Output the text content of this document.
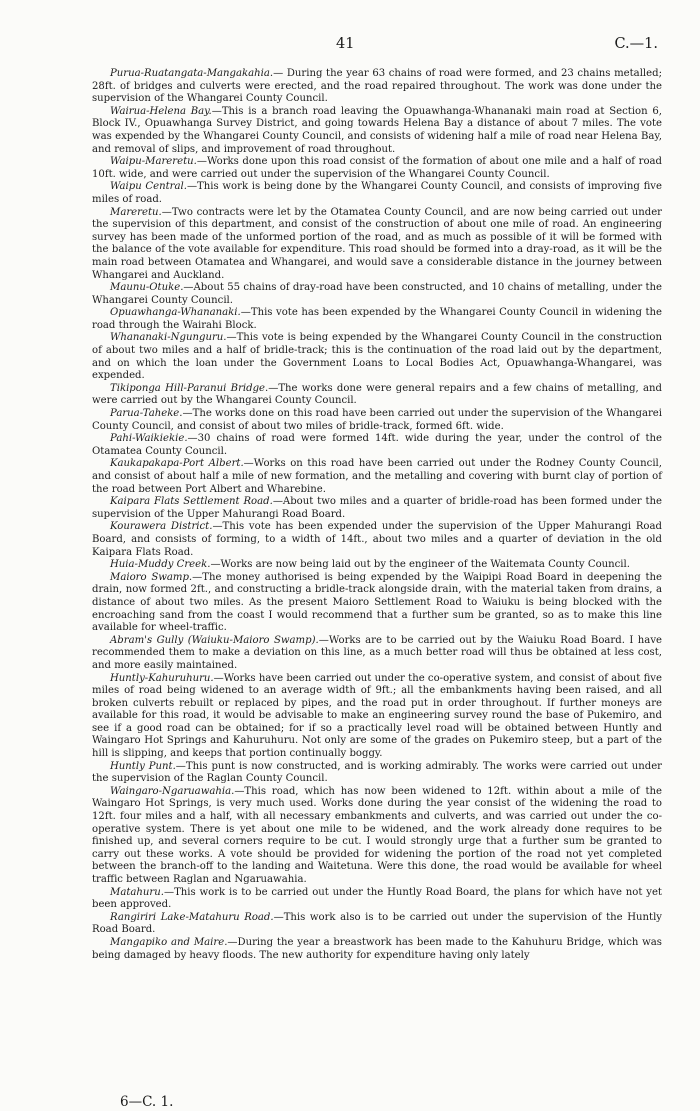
41	C.—1.

Purua-Ruatangata-Mangakahia.— During the year 63 chains of road were formed, and 23 chains metalled; 28ft. of bridges and culverts were erected, and the road repaired throughout. The work was done under the supervision of the Whangarei County Council.

Wairua-Helena Bay.—This is a branch road leaving the Opuawhanga-Whananaki main road at Section 6, Block IV., Opuawhanga Survey District, and going towards Helena Bay a distance of about 7 miles. The vote was expended by the Whangarei County Council, and consists of widening half a mile of road near Helena Bay, and removal of slips, and improvement of road throughout.

Waipu-Mareretu.—Works done upon this road consist of the formation of about one mile and a half of road 10ft. wide, and were carried out under the supervision of the Whangarei County Council.

Waipu Central.—This work is being done by the Whangarei County Council, and consists of improving five miles of road.

Mareretu.—Two contracts were let by the Otamatea County Council, and are now being carried out under the supervision of this department, and consist of the construction of about one mile of road. An engineering survey has been made of the unformed portion of the road, and as much as possible of it will be formed with the balance of the vote available for expenditure. This road should be formed into a dray-road, as it will be the main road between Otamatea and Whangarei, and would save a considerable distance in the journey between Whangarei and Auckland.

Maunu-Otuke.—About 55 chains of dray-road have been constructed, and 10 chains of metalling, under the Whangarei County Council.

Opuawhanga-Whananaki.—This vote has been expended by the Whangarei County Council in widening the road through the Wairahi Block.

Whananaki-Ngunguru.—This vote is being expended by the Whangarei County Council in the construction of about two miles and a half of bridle-track; this is the continuation of the road laid out by the department, and on which the loan under the Government Loans to Local Bodies Act, Opuawhanga-Whangarei, was expended.

Tikiponga Hill-Paranui Bridge.—The works done were general repairs and a few chains of metalling, and were carried out by the Whangarei County Council.

Parua-Taheke.—The works done on this road have been carried out under the supervision of the Whangarei County Council, and consist of about two miles of bridle-track, formed 6ft. wide.

Pahi-Waikiekie.—30 chains of road were formed 14ft. wide during the year, under the control of the Otamatea County Council.

Kaukapakapa-Port Albert.—Works on this road have been carried out under the Rodney County Council, and consist of about half a mile of new formation, and the metalling and covering with burnt clay of portion of the road between Port Albert and Wharebine.

Kaipara Flats Settlement Road.—About two miles and a quarter of bridle-road has been formed under the supervision of the Upper Mahurangi Road Board.

Kourawera District.—This vote has been expended under the supervision of the Upper Mahurangi Road Board, and consists of forming, to a width of 14ft., about two miles and a quarter of deviation in the old Kaipara Flats Road.

Huia-Muddy Creek.—Works are now being laid out by the engineer of the Waitemata County Council.

Maioro Swamp.—The money authorised is being expended by the Waipipi Road Board in deepening the drain, now formed 2ft., and constructing a bridle-track alongside drain, with the material taken from drains, a distance of about two miles. As the present Maioro Settlement Road to Waiuku is being blocked with the encroaching sand from the coast I would recommend that a further sum be granted, so as to make this line available for wheel-traffic.

Abram's Gully (Waiuku-Maioro Swamp).—Works are to be carried out by the Waiuku Road Board. I have recommended them to make a deviation on this line, as a much better road will thus be obtained at less cost, and more easily maintained.

Huntly-Kahuruhuru.—Works have been carried out under the co-operative system, and consist of about five miles of road being widened to an average width of 9ft.; all the embankments having been raised, and all broken culverts rebuilt or replaced by pipes, and the road put in order throughout. If further moneys are available for this road, it would be advisable to make an engineering survey round the base of Pukemiro, and see if a good road can be obtained; for if so a practically level road will be obtained between Huntly and Waingaro Hot Springs and Kahuruhuru. Not only are some of the grades on Pukemiro steep, but a part of the hill is slipping, and keeps that portion continually boggy.

Huntly Punt.—This punt is now constructed, and is working admirably. The works were carried out under the supervision of the Raglan County Council.

Waingaro-Ngaruawahia.—This road, which has now been widened to 12ft. within about a mile of the Waingaro Hot Springs, is very much used. Works done during the year consist of the widening the road to 12ft. four miles and a half, with all necessary embankments and culverts, and was carried out under the co-operative system. There is yet about one mile to be widened, and the work already done requires to be finished up, and several corners require to be cut. I would strongly urge that a further sum be granted to carry out these works. A vote should be provided for widening the portion of the road not yet completed between the branch-off to the landing and Waitetuna. Were this done, the road would be available for wheel traffic between Raglan and Ngaruawahia.

Matahuru.—This work is to be carried out under the Huntly Road Board, the plans for which have not yet been approved.

Rangiriri Lake-Matahuru Road.—This work also is to be carried out under the supervision of the Huntly Road Board.

Mangapiko and Maire.—During the year a breastwork has been made to the Kahuhuru Bridge, which was being damaged by heavy floods. The new authority for expenditure having only lately

6—C. 1.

════════════════════

YOUR TASK:
From the listing above, pick out each line where the word "Mahurangi" appears.

ANSWER TO THE TASK:
Kaipara Flats Settlement Road.—About two miles and a quarter of bridle-road has been formed under the supervision of the Upper Mahurangi Road Board.
Kourawera District.—This vote has been expended under the supervision of the Upper Mahurangi Road Board, and consists of forming, to a width of 14ft., about two miles and a quarter of deviation in the old Kaipara Flats Road.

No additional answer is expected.